Dataset excerpts:
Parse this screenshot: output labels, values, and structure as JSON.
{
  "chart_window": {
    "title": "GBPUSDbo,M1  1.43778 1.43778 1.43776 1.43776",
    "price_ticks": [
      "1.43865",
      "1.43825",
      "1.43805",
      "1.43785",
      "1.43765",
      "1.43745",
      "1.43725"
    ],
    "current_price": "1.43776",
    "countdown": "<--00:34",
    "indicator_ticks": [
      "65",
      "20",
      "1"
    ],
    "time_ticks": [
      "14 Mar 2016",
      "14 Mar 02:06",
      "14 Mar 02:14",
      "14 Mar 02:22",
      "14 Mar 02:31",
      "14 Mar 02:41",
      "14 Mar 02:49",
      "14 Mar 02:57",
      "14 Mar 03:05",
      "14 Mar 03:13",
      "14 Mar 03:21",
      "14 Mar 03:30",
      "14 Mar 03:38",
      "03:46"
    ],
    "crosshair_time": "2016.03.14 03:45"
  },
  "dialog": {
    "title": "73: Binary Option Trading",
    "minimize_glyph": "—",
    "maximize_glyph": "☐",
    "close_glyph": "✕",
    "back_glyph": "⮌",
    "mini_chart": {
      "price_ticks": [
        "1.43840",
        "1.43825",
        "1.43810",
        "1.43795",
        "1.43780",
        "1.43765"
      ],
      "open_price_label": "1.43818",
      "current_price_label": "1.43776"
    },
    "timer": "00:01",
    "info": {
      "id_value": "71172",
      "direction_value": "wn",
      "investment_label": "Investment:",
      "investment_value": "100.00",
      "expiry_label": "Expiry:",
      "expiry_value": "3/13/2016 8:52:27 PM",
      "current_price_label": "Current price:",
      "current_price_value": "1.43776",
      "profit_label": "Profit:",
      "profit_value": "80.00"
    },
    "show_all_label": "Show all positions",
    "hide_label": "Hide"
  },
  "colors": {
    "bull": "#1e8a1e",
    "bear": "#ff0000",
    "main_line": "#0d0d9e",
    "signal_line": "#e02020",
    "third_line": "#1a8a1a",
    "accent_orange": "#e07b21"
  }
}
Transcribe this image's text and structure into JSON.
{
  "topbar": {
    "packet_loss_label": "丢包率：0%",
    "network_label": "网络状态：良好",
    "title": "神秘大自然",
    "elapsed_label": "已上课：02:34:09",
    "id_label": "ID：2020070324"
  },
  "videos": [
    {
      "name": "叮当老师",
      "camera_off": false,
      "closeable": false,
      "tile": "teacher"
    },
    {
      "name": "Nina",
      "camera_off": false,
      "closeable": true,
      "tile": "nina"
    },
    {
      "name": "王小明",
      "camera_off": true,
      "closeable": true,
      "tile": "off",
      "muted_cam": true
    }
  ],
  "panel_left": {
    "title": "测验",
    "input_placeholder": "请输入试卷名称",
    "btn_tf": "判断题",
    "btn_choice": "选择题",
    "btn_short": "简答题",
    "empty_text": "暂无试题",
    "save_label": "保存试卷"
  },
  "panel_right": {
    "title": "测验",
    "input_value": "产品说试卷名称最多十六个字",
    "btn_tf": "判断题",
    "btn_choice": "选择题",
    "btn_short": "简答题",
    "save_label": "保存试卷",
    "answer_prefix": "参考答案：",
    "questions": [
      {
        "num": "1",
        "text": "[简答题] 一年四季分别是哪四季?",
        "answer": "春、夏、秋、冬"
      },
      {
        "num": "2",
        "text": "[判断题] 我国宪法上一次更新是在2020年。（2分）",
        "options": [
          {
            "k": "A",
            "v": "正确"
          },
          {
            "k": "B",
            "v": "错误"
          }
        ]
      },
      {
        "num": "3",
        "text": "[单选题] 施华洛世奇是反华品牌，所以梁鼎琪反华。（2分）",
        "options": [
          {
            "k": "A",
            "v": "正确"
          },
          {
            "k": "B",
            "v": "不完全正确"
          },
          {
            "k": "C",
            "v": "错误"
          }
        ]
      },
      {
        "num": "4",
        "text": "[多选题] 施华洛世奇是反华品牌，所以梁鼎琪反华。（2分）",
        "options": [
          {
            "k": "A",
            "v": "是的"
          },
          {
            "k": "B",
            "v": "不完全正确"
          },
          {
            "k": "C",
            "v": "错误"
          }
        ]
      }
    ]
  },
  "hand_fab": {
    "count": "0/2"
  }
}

# [SET EXERCISE]
Within the listing, how many lines hold the word "structure"? Only the number is to be given.

# [SOLUTION]
2